>> BEGIN
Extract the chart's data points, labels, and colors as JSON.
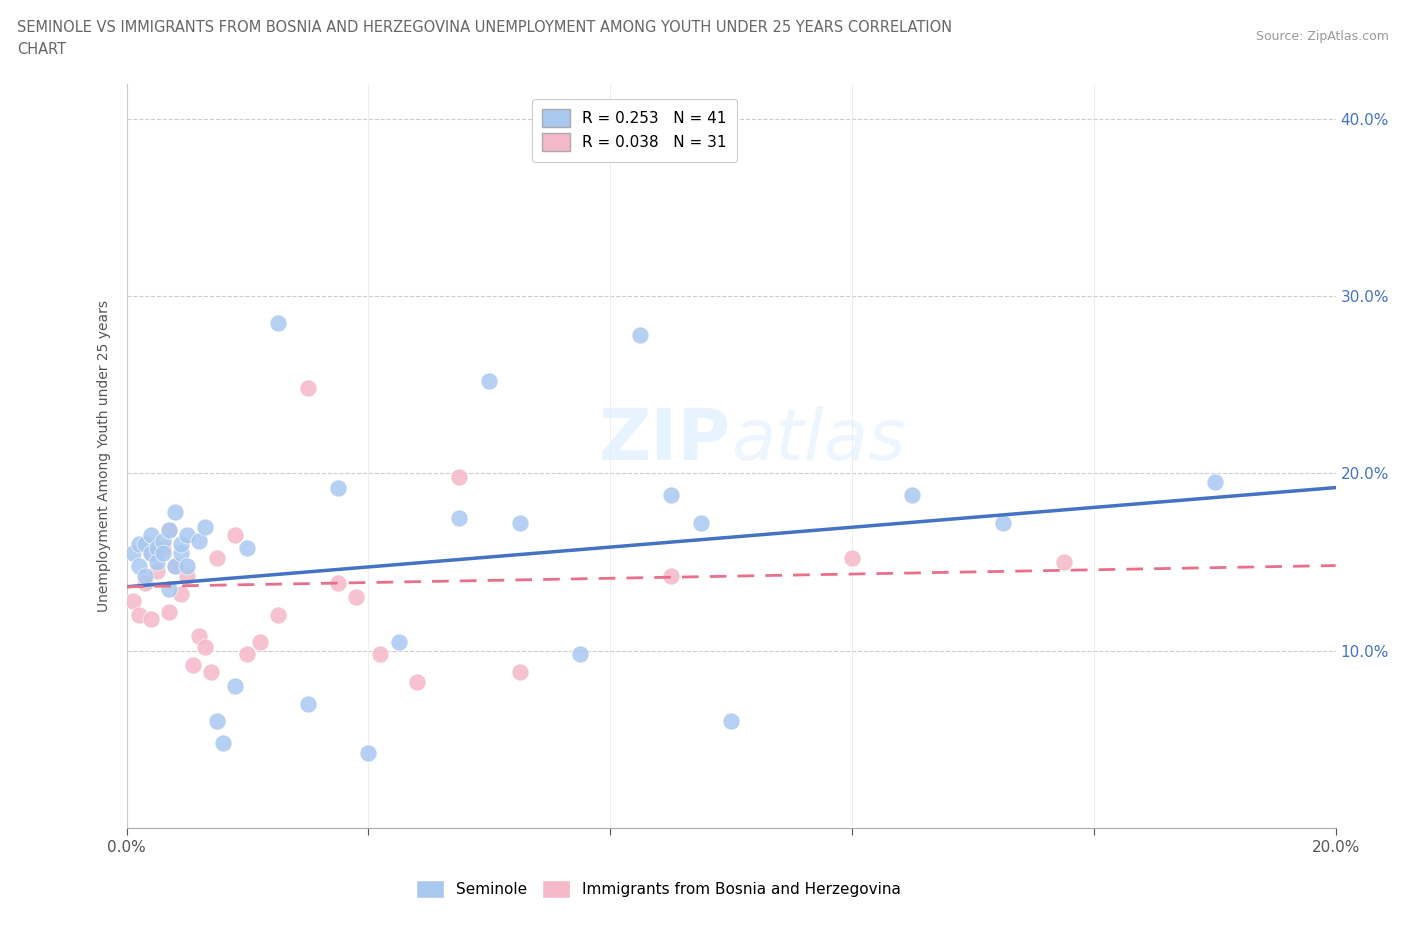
{
  "title_line1": "SEMINOLE VS IMMIGRANTS FROM BOSNIA AND HERZEGOVINA UNEMPLOYMENT AMONG YOUTH UNDER 25 YEARS CORRELATION",
  "title_line2": "CHART",
  "source": "Source: ZipAtlas.com",
  "ylabel": "Unemployment Among Youth under 25 years",
  "xlim": [
    0.0,
    0.2
  ],
  "ylim": [
    0.0,
    0.42
  ],
  "xticks": [
    0.0,
    0.04,
    0.08,
    0.12,
    0.16,
    0.2
  ],
  "yticks": [
    0.0,
    0.1,
    0.2,
    0.3,
    0.4
  ],
  "legend_r1": "R = 0.253   N = 41",
  "legend_r2": "R = 0.038   N = 31",
  "seminole_color": "#A8C8F0",
  "bosnia_color": "#F5B8C8",
  "seminole_line_color": "#4472C4",
  "bosnia_line_color": "#E8708A",
  "seminole_x": [
    0.001,
    0.002,
    0.002,
    0.003,
    0.003,
    0.004,
    0.004,
    0.005,
    0.005,
    0.006,
    0.006,
    0.007,
    0.007,
    0.008,
    0.008,
    0.009,
    0.009,
    0.01,
    0.01,
    0.012,
    0.013,
    0.015,
    0.016,
    0.018,
    0.02,
    0.025,
    0.03,
    0.035,
    0.04,
    0.045,
    0.055,
    0.06,
    0.065,
    0.075,
    0.085,
    0.09,
    0.095,
    0.1,
    0.13,
    0.145,
    0.18
  ],
  "seminole_y": [
    0.155,
    0.148,
    0.16,
    0.142,
    0.16,
    0.155,
    0.165,
    0.158,
    0.15,
    0.162,
    0.155,
    0.168,
    0.135,
    0.178,
    0.148,
    0.155,
    0.16,
    0.148,
    0.165,
    0.162,
    0.17,
    0.06,
    0.048,
    0.08,
    0.158,
    0.285,
    0.07,
    0.192,
    0.042,
    0.105,
    0.175,
    0.252,
    0.172,
    0.098,
    0.278,
    0.188,
    0.172,
    0.06,
    0.188,
    0.172,
    0.195
  ],
  "bosnia_x": [
    0.001,
    0.002,
    0.003,
    0.004,
    0.004,
    0.005,
    0.006,
    0.007,
    0.007,
    0.008,
    0.009,
    0.01,
    0.011,
    0.012,
    0.013,
    0.014,
    0.015,
    0.018,
    0.02,
    0.022,
    0.025,
    0.03,
    0.035,
    0.038,
    0.042,
    0.048,
    0.055,
    0.065,
    0.09,
    0.12,
    0.155
  ],
  "bosnia_y": [
    0.128,
    0.12,
    0.138,
    0.155,
    0.118,
    0.145,
    0.158,
    0.168,
    0.122,
    0.148,
    0.132,
    0.142,
    0.092,
    0.108,
    0.102,
    0.088,
    0.152,
    0.165,
    0.098,
    0.105,
    0.12,
    0.248,
    0.138,
    0.13,
    0.098,
    0.082,
    0.198,
    0.088,
    0.142,
    0.152,
    0.15
  ],
  "seminole_trend_x": [
    0.0,
    0.2
  ],
  "seminole_trend_y": [
    0.136,
    0.192
  ],
  "bosnia_trend_x": [
    0.0,
    0.2
  ],
  "bosnia_trend_y": [
    0.136,
    0.148
  ]
}
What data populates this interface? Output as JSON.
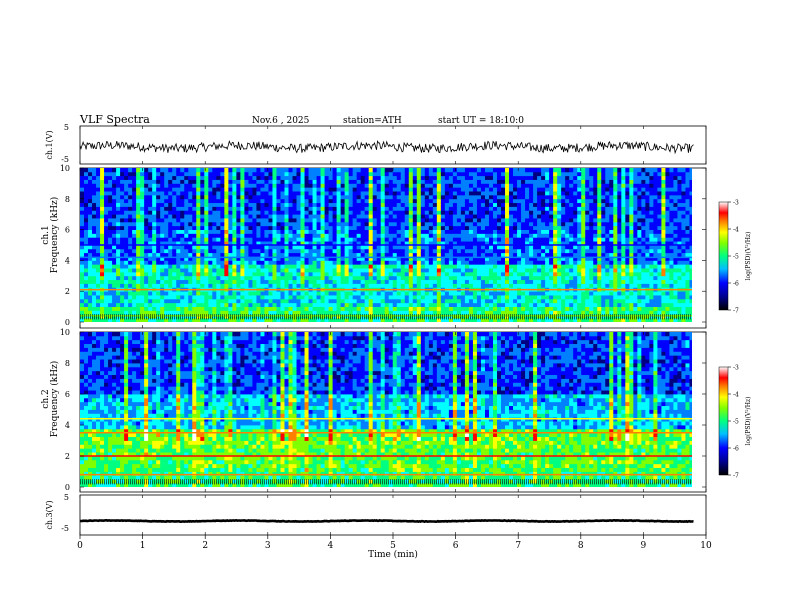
{
  "header": {
    "title": "VLF Spectra",
    "date": "Nov.6 , 2025",
    "station": "station=ATH",
    "start": "start UT = 18:10:0"
  },
  "colors": {
    "colormap": [
      "#000080",
      "#0000ff",
      "#0080ff",
      "#00ffff",
      "#00ff80",
      "#80ff00",
      "#ffff00",
      "#ff8000",
      "#ff0000",
      "#ffffff"
    ]
  },
  "chart_data": [
    {
      "type": "line",
      "panel": "ch1-waveform",
      "ylabel": "ch.1(V)",
      "ylim": [
        -5,
        5
      ],
      "yticks": [
        "5",
        "-5"
      ],
      "xlim": [
        0,
        9.8
      ],
      "description_values": {
        "mean_level": -0.5,
        "noise_amplitude": 1.2
      }
    },
    {
      "type": "heatmap",
      "panel": "ch1-spectrogram",
      "ylabel": "Frequency (kHz)",
      "channel_label": "ch.1",
      "ylim": [
        0,
        10
      ],
      "yticks": [
        "0",
        "2",
        "4",
        "6",
        "8",
        "10"
      ],
      "xlim": [
        0,
        9.8
      ],
      "colorbar": {
        "label": "log(PSD)(V²/Hz)",
        "range": [
          -7,
          -3
        ],
        "ticks": [
          "-3",
          "-4",
          "-5",
          "-6",
          "-7"
        ]
      },
      "features": [
        {
          "freq_khz": 2.1,
          "level": -4.0
        },
        {
          "freq_khz": 4.2,
          "level": -6.0
        },
        {
          "freq_khz": 5.0,
          "level": -6.5
        },
        {
          "freq_khz": 0.4,
          "level": -5.0
        }
      ]
    },
    {
      "type": "heatmap",
      "panel": "ch2-spectrogram",
      "ylabel": "Frequency (kHz)",
      "channel_label": "ch.2",
      "ylim": [
        0,
        10
      ],
      "yticks": [
        "0",
        "2",
        "4",
        "6",
        "8",
        "10"
      ],
      "xlim": [
        0,
        9.8
      ],
      "colorbar": {
        "label": "log(PSD)(V²/Hz)",
        "range": [
          -7,
          -3
        ],
        "ticks": [
          "-3",
          "-4",
          "-5",
          "-6",
          "-7"
        ]
      },
      "features": [
        {
          "freq_khz": 2.0,
          "level": -3.5
        },
        {
          "freq_khz": 3.5,
          "level": -4.0
        },
        {
          "freq_khz": 4.4,
          "level": -4.5
        },
        {
          "freq_khz": 0.8,
          "level": -4.0
        }
      ]
    },
    {
      "type": "line",
      "panel": "ch3-waveform",
      "ylabel": "ch.3(V)",
      "ylim": [
        -5,
        5
      ],
      "yticks": [
        "5",
        "-5"
      ],
      "xlim": [
        0,
        9.8
      ],
      "description_values": {
        "mean_level": -1.5,
        "noise_amplitude": 0.2
      }
    }
  ],
  "xaxis": {
    "label": "Time (min)",
    "range": [
      0,
      10
    ],
    "ticks": [
      "0",
      "1",
      "2",
      "3",
      "4",
      "5",
      "6",
      "7",
      "8",
      "9",
      "10"
    ]
  }
}
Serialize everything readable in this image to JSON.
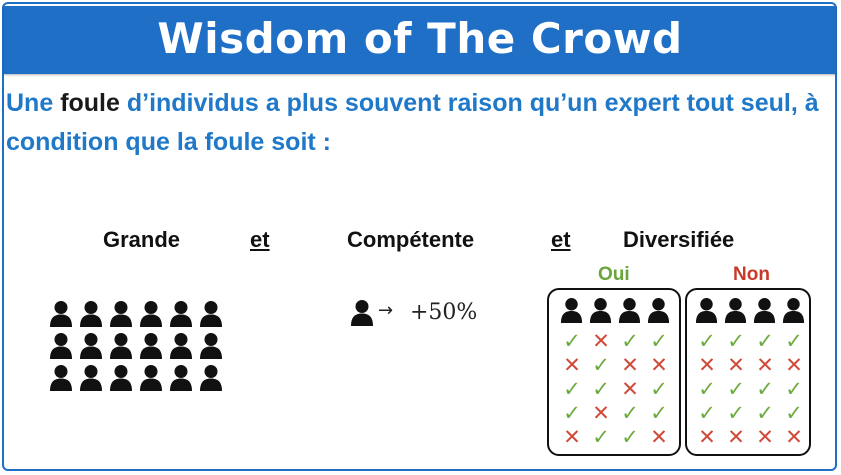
{
  "title": "Wisdom of The Crowd",
  "statement": {
    "part1": "Une ",
    "keyword": "foule",
    "part2": " d’individus a plus souvent raison qu’un expert tout seul, à condition que la foule soit :"
  },
  "criteria": {
    "grande": "Grande",
    "et1": "et",
    "competente": "Compétente",
    "et2": "et",
    "diversifiee": "Diversifiée"
  },
  "competence": {
    "arrow": "→",
    "value": "+50%"
  },
  "diversity": {
    "oui_label": "Oui",
    "non_label": "Non",
    "oui_marks": [
      [
        "check",
        "cross",
        "check",
        "check"
      ],
      [
        "cross",
        "check",
        "cross",
        "cross"
      ],
      [
        "check",
        "check",
        "cross",
        "check"
      ],
      [
        "check",
        "cross",
        "check",
        "check"
      ],
      [
        "cross",
        "check",
        "check",
        "cross"
      ]
    ],
    "non_marks": [
      [
        "check",
        "check",
        "check",
        "check"
      ],
      [
        "cross",
        "cross",
        "cross",
        "cross"
      ],
      [
        "check",
        "check",
        "check",
        "check"
      ],
      [
        "check",
        "check",
        "check",
        "check"
      ],
      [
        "cross",
        "cross",
        "cross",
        "cross"
      ]
    ]
  },
  "colors": {
    "banner": "#1f6fc7",
    "statement_text": "#1f78c8",
    "check": "#6cab3e",
    "cross": "#d04a3a",
    "oui": "#6aa43a",
    "non": "#c63a2a"
  },
  "icons": {
    "person": "person-icon",
    "check": "check-icon",
    "cross": "cross-icon"
  },
  "crowd": {
    "rows": 3,
    "cols": 6
  }
}
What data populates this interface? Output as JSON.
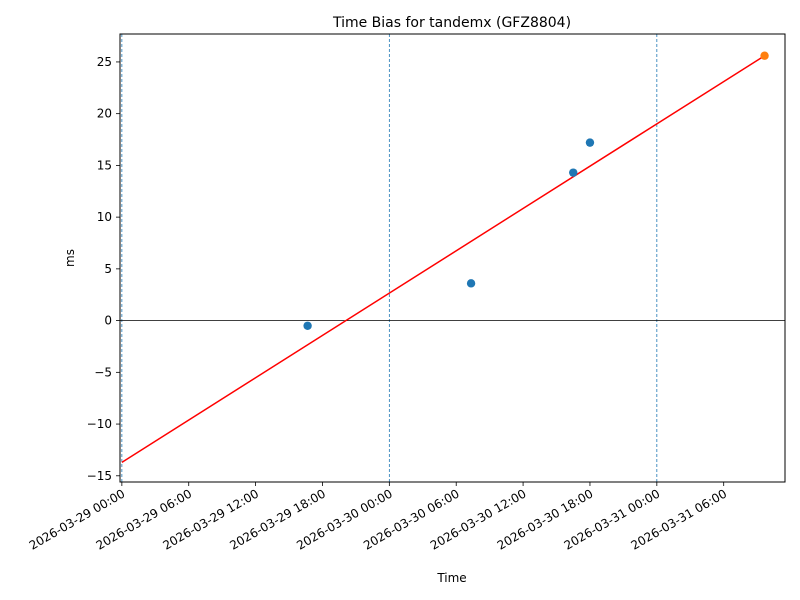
>> END
• Stated exercise
Output exactly the lines from the one containing "Serialize everything readable" through the last line of the records above, both included, leaving out any pictures.

• Exercise answer
Serialize everything readable in this image to JSON.
{
  "title": "Wisdom of The Crowd",
  "statement": {
    "part1": "Une ",
    "keyword": "foule",
    "part2": " d’individus a plus souvent raison qu’un expert tout seul, à condition que la foule soit :"
  },
  "criteria": {
    "grande": "Grande",
    "et1": "et",
    "competente": "Compétente",
    "et2": "et",
    "diversifiee": "Diversifiée"
  },
  "competence": {
    "arrow": "→",
    "value": "+50%"
  },
  "diversity": {
    "oui_label": "Oui",
    "non_label": "Non",
    "oui_marks": [
      [
        "check",
        "cross",
        "check",
        "check"
      ],
      [
        "cross",
        "check",
        "cross",
        "cross"
      ],
      [
        "check",
        "check",
        "cross",
        "check"
      ],
      [
        "check",
        "cross",
        "check",
        "check"
      ],
      [
        "cross",
        "check",
        "check",
        "cross"
      ]
    ],
    "non_marks": [
      [
        "check",
        "check",
        "check",
        "check"
      ],
      [
        "cross",
        "cross",
        "cross",
        "cross"
      ],
      [
        "check",
        "check",
        "check",
        "check"
      ],
      [
        "check",
        "check",
        "check",
        "check"
      ],
      [
        "cross",
        "cross",
        "cross",
        "cross"
      ]
    ]
  },
  "colors": {
    "banner": "#1f6fc7",
    "statement_text": "#1f78c8",
    "check": "#6cab3e",
    "cross": "#d04a3a",
    "oui": "#6aa43a",
    "non": "#c63a2a"
  },
  "icons": {
    "person": "person-icon",
    "check": "check-icon",
    "cross": "cross-icon"
  },
  "crowd": {
    "rows": 3,
    "cols": 6
  }
}
What data populates this interface? Output as JSON.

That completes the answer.